Layout region records:
+ + + +

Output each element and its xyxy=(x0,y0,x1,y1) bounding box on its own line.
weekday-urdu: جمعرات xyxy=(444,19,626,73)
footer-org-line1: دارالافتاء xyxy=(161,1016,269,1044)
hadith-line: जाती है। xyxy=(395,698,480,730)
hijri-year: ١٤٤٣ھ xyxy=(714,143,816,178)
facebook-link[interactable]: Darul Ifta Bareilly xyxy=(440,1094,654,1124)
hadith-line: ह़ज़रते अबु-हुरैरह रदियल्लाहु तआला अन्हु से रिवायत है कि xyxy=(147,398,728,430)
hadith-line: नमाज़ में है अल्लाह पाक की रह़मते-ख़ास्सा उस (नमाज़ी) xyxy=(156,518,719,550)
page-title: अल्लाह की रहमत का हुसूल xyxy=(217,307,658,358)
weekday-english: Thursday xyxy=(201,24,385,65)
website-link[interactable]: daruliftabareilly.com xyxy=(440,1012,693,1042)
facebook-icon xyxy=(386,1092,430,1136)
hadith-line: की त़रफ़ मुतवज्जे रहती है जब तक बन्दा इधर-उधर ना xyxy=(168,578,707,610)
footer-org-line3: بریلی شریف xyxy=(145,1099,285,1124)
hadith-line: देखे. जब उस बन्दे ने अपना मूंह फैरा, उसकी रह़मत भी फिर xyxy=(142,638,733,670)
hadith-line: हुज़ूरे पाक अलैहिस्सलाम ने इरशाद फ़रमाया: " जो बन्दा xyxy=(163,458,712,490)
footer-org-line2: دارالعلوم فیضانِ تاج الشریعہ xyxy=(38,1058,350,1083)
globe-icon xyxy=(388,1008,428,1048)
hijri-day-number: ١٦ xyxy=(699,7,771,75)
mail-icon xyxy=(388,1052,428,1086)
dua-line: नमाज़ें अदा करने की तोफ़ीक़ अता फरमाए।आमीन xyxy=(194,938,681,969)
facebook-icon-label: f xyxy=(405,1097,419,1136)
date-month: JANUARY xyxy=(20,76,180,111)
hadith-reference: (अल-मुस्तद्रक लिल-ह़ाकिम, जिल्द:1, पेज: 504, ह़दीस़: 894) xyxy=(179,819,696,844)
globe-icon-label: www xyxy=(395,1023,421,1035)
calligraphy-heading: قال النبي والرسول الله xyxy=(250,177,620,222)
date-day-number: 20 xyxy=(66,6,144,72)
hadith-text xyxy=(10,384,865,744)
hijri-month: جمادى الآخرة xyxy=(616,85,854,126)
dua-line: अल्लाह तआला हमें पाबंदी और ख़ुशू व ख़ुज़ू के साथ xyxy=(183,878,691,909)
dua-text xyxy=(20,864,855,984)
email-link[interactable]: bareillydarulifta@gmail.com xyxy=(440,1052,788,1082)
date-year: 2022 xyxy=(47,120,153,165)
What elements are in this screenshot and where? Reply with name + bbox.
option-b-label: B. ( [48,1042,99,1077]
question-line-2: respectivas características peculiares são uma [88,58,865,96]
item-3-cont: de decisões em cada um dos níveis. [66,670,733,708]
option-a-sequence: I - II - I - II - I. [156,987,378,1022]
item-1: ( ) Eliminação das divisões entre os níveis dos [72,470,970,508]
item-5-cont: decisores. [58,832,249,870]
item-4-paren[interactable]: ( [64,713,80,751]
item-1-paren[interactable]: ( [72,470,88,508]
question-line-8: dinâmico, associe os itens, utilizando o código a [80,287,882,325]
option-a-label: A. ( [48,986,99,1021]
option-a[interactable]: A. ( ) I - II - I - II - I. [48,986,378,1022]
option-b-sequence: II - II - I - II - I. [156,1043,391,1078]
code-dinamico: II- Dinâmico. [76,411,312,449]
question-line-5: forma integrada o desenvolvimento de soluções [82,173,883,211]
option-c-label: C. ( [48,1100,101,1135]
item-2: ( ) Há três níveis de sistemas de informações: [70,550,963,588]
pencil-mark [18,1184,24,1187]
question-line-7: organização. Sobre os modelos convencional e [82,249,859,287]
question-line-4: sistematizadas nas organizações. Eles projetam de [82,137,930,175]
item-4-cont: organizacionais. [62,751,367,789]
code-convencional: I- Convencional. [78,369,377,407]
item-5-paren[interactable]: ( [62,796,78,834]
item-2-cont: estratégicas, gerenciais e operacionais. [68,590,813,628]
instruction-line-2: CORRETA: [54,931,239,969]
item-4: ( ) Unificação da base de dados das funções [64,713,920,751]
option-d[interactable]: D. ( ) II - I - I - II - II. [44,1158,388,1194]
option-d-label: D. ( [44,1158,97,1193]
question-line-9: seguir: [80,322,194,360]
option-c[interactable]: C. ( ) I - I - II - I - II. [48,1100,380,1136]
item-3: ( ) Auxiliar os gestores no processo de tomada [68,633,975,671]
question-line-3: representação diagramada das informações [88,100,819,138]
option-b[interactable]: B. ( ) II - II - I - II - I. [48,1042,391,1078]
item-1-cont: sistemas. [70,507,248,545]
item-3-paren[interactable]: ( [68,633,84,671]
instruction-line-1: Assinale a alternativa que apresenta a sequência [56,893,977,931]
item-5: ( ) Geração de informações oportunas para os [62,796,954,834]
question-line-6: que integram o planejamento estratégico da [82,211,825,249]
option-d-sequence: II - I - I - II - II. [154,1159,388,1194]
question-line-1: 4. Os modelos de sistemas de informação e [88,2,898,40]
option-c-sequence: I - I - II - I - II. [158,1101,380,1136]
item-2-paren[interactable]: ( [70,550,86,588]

+ + + +

* [Description of the task]:
Please retype the listing starting at its first line and ending at the line that contains "dua-line: अल्लाह तआला", with both of those lines included.

* [Solved problem]:
Output each element and its xyxy=(x0,y0,x1,y1) bounding box on its own line.
weekday-urdu: جمعرات xyxy=(444,19,626,73)
footer-org-line1: دارالافتاء xyxy=(161,1016,269,1044)
hadith-line: जाती है। xyxy=(395,698,480,730)
hijri-year: ١٤٤٣ھ xyxy=(714,143,816,178)
facebook-link[interactable]: Darul Ifta Bareilly xyxy=(440,1094,654,1124)
hadith-line: ह़ज़रते अबु-हुरैरह रदियल्लाहु तआला अन्हु से रिवायत है कि xyxy=(147,398,728,430)
hadith-line: नमाज़ में है अल्लाह पाक की रह़मते-ख़ास्सा उस (नमाज़ी) xyxy=(156,518,719,550)
page-title: अल्लाह की रहमत का हुसूल xyxy=(217,307,658,358)
weekday-english: Thursday xyxy=(201,24,385,65)
website-link[interactable]: daruliftabareilly.com xyxy=(440,1012,693,1042)
facebook-icon xyxy=(386,1092,430,1136)
hadith-line: की त़रफ़ मुतवज्जे रहती है जब तक बन्दा इधर-उधर ना xyxy=(168,578,707,610)
footer-org-line3: بریلی شریف xyxy=(145,1099,285,1124)
hadith-line: देखे. जब उस बन्दे ने अपना मूंह फैरा, उसकी रह़मत भी फिर xyxy=(142,638,733,670)
hadith-line: हुज़ूरे पाक अलैहिस्सलाम ने इरशाद फ़रमाया: " जो बन्दा xyxy=(163,458,712,490)
footer-org-line2: دارالعلوم فیضانِ تاج الشریعہ xyxy=(38,1058,350,1083)
globe-icon xyxy=(388,1008,428,1048)
hijri-day-number: ١٦ xyxy=(699,7,771,75)
mail-icon xyxy=(388,1052,428,1086)
dua-line: नमाज़ें अदा करने की तोफ़ीक़ अता फरमाए।आमीन xyxy=(194,938,681,969)
facebook-icon-label: f xyxy=(405,1097,419,1136)
date-month: JANUARY xyxy=(20,76,180,111)
hadith-reference: (अल-मुस्तद्रक लिल-ह़ाकिम, जिल्द:1, पेज: 504, ह़दीस़: 894) xyxy=(179,819,696,844)
globe-icon-label: www xyxy=(395,1023,421,1035)
calligraphy-heading: قال النبي والرسول الله xyxy=(250,177,620,222)
date-day-number: 20 xyxy=(66,6,144,72)
hadith-text xyxy=(10,384,865,744)
hijri-month: جمادى الآخرة xyxy=(616,85,854,126)
dua-line: अल्लाह तआला हमें पाबंदी और ख़ुशू व ख़ुज़ू के साथ xyxy=(183,878,691,909)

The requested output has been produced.